**TEXT**
========
AAAs may develop in some patients during adalimumab therapy. In pediatric patients with JIA in Japan, an AAA-positive result was not associated with study discontinuation or lack of efficacy; all six patients with AAAs completed the study, and four achieved at least ACR Pedi 30 at week 60. AAA positive rates in pediatric patients on concomitant MTX were numerically different, with a higher rate in Japanese vs. Western patients, 15 % (3/20) vs. 5.9 % (5/85), respectively [16]. JIA rates appear consistent with rates observed in Japanese and Western adult RA populations; however, limited pediatric data preclude any correlation with adult RA. In this study, the overall sample size, particularly of the non-MTX group, was too small to make any meaningful comparison of AAA rates to the Western JIA study population.

The similarity of the inclusion criteria between the present study conducted in Japan and the Western JIA study [16] allows for comparison of the results. Disease duration (approximately 4 years) and baseline JIA core criteria generally were similar between patients in both studies; however, a greater percentage of patients in Japan were RF positive at baseline and had received prior DMARD therapy. Notably, ACR Pedi 30 rates at week 16 for patients receiving adalimumab plus MTX were comparable between both studies, with >90 % of patients in each study achieving this efficacy endpoint.

In adult RA, the overall safety profile of adalimumab in Japanese studies is consistent with that observed in Western studies [2123]. Similarly, the safety profile of adalimumab in patients with polyarticular JIA in Japan was as expected, based on the safety profile observed in the Western JIA study [16], and no new AEs of interest were observed. Although infections were the most common AE of interest in the present study, no opportunistic infections or tuberculosis were reported through 60 weeks of adalimumab therapy. One event of hepatitis B infection was reported in the present study, and hepatitis B evaluation is recommended for patients receiving biologic therapy.

In addition to adalimumab, two other biologic agents (etanercept and tocilizumab) are approved for the treatment of JIA in Japan. Although head-to-head trials have not been conducted, clinical efficacy as measured by ACR Pedi 30 response rates appears to be relatively similar among these drugs. In a study of DMARD-refractory polyarticular JIA in Japan, etanercept treatment resulted in an ACR Pedi 30 response rate of 91 % at week 12 of the primary study and 94 % at week 96 of the open-label extension [12]. For the anti-interleukin-6 receptor antibody tocilizumab, approved for DMARD-refractory polyarticular JIA and systemic JIA [11], the ACR Pedi 30 response rate was 95 % at week 12 and 100 % at week 48 [24].
========
**ENTRIES SHOWN**
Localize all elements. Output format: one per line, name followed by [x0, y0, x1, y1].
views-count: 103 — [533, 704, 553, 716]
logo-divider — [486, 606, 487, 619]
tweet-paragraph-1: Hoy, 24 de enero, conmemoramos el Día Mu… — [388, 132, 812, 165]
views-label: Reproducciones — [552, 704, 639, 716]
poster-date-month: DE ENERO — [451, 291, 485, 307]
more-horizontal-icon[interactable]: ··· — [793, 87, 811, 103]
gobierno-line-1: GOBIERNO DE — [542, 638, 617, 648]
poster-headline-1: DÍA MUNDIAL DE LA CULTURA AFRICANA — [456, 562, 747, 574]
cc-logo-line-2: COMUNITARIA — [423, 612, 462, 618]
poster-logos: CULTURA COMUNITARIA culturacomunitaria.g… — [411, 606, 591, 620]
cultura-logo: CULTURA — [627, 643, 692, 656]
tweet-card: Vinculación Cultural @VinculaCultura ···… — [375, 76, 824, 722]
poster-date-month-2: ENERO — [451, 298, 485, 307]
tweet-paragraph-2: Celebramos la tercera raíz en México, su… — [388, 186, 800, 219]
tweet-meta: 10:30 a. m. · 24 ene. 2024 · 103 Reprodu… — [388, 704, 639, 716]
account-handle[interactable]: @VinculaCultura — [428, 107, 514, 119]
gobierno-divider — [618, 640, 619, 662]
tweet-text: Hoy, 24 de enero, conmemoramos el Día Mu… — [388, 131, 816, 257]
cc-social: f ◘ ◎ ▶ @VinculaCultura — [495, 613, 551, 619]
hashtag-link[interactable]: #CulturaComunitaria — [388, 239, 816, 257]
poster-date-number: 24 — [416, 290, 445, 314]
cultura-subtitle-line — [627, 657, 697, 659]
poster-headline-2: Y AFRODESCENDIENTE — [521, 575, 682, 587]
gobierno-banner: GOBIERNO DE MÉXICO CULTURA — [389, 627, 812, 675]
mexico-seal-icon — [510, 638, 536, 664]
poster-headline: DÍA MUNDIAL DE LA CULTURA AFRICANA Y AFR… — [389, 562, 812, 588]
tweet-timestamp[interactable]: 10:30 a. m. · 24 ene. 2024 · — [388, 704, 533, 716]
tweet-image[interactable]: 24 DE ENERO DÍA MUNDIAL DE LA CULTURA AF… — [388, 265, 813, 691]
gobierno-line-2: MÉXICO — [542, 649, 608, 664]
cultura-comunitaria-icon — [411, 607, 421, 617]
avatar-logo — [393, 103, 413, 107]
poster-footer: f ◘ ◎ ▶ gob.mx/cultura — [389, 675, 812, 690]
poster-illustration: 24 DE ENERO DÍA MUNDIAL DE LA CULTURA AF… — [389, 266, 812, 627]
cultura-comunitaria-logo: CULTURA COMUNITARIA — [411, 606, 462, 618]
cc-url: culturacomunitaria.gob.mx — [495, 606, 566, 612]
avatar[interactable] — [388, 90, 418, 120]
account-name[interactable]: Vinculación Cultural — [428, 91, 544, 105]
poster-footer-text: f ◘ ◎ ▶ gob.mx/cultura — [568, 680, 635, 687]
========
**DIRECTIONS**
A: In the adalimumab discussion, what ACR Pedi 30 response rate did etanercept achieve at week 12 of the primary study in Japan?
B: Translate this sentence from the adalimumab discussion into Spanish: "In addition to adalimumab, two other biologic agents (etanercept and tocilizumab) are approved for the treatment of JIA in Japan."
C: Revise the stretch of the adalimumab discussion from "The similarity of" through "this efficacy endpoint.", changing "baseline" to "study entry".

**EXPECTED RESPONSES**
A: 91 %

B: Además de adalimumab, otros dos agentes biológicos (etanercept y tocilizumab) están aprobados para el tratamiento de la AIJ en Japón.

C:
The similarity of the inclusion criteria between the present study conducted in Japan and the Western JIA study [16] allows for comparison of the results. Disease duration (approximately 4 years) and study entry JIA core criteria generally were similar between patients in both studies; however, a greater percentage of patients in Japan were RF positive at study entry and had received prior DMARD therapy. Notably, ACR Pedi 30 rates at week 16 for patients receiving adalimumab plus MTX were comparable between both studies, with >90 % of patients in each study achieving this efficacy endpoint.